## TASK BRIEF:
Reply with the count of lines holding "стали", nothing more.

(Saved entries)
○ ○ ○ ○
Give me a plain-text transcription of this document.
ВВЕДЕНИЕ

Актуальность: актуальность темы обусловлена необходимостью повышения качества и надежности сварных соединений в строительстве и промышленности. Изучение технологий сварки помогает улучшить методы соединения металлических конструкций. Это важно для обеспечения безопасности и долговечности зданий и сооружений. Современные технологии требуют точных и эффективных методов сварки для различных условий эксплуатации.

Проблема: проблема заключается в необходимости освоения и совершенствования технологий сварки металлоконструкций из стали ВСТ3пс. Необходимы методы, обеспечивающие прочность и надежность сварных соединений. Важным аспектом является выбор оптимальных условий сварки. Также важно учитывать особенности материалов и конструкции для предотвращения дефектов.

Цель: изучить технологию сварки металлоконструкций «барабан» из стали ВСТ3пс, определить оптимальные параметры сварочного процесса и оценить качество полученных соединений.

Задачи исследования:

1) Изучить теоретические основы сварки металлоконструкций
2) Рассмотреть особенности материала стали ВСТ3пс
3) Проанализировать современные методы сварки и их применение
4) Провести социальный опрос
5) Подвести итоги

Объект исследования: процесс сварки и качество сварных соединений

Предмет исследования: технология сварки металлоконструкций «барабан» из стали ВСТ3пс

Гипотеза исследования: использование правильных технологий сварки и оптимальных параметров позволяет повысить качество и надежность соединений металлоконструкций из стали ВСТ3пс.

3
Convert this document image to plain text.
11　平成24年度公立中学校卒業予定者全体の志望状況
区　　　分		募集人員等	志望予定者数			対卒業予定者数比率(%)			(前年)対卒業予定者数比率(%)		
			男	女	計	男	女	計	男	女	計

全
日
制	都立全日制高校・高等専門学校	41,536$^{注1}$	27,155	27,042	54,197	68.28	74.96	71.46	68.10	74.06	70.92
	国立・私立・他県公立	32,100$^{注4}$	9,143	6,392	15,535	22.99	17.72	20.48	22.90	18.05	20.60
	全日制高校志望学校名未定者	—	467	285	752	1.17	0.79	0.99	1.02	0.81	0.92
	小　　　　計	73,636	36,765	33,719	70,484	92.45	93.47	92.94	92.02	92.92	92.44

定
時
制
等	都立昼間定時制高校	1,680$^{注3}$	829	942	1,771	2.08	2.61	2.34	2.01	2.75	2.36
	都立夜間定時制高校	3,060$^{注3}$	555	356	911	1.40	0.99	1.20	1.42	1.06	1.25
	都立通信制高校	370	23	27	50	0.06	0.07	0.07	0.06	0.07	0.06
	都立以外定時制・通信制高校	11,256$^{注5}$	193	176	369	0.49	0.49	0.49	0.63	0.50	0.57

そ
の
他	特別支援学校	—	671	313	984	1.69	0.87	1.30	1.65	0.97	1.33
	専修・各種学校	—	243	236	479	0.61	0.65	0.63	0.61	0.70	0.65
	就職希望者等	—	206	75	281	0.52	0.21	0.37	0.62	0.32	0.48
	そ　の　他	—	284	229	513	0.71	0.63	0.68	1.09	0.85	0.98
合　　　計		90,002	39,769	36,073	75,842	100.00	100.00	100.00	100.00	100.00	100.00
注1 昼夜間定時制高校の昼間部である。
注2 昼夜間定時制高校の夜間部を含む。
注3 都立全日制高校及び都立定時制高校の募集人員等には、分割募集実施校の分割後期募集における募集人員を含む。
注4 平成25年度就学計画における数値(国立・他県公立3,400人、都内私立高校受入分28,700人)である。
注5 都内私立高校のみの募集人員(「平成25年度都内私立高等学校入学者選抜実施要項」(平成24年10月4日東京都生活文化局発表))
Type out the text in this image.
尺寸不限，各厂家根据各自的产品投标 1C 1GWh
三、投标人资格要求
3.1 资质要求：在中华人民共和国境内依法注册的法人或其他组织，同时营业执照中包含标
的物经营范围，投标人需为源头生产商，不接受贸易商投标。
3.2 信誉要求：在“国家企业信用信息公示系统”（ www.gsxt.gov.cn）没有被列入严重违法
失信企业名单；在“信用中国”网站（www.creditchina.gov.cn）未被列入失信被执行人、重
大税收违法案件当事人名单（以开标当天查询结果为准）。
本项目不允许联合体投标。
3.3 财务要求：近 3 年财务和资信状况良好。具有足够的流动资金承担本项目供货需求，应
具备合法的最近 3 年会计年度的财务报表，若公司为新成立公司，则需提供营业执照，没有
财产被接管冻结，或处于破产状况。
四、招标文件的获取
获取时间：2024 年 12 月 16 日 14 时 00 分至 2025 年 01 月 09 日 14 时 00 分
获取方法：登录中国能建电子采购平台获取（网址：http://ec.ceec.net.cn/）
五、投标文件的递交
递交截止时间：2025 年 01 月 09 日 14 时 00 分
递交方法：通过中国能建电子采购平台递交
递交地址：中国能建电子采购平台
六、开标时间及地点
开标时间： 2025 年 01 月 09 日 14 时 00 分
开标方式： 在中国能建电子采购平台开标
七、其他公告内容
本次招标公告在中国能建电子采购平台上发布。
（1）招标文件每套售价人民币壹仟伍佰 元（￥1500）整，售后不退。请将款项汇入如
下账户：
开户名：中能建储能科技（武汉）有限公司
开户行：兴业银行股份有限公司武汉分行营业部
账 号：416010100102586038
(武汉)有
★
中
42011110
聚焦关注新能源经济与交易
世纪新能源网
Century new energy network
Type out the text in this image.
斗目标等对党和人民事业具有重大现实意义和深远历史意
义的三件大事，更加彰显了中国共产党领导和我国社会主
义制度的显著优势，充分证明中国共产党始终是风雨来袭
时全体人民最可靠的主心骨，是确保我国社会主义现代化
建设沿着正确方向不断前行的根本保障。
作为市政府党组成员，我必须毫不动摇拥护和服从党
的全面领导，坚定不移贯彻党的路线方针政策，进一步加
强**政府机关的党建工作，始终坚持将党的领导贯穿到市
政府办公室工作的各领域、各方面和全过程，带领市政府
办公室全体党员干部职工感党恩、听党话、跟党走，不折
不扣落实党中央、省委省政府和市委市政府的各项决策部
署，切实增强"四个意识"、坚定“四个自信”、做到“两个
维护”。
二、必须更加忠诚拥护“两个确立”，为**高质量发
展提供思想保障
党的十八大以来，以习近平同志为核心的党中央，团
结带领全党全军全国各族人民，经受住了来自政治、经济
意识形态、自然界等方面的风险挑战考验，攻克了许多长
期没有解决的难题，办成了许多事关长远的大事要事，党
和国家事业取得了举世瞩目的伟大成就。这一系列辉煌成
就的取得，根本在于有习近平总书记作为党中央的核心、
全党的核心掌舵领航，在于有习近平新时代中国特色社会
○ ○ ○ ○
## TASK SOLUTION:
5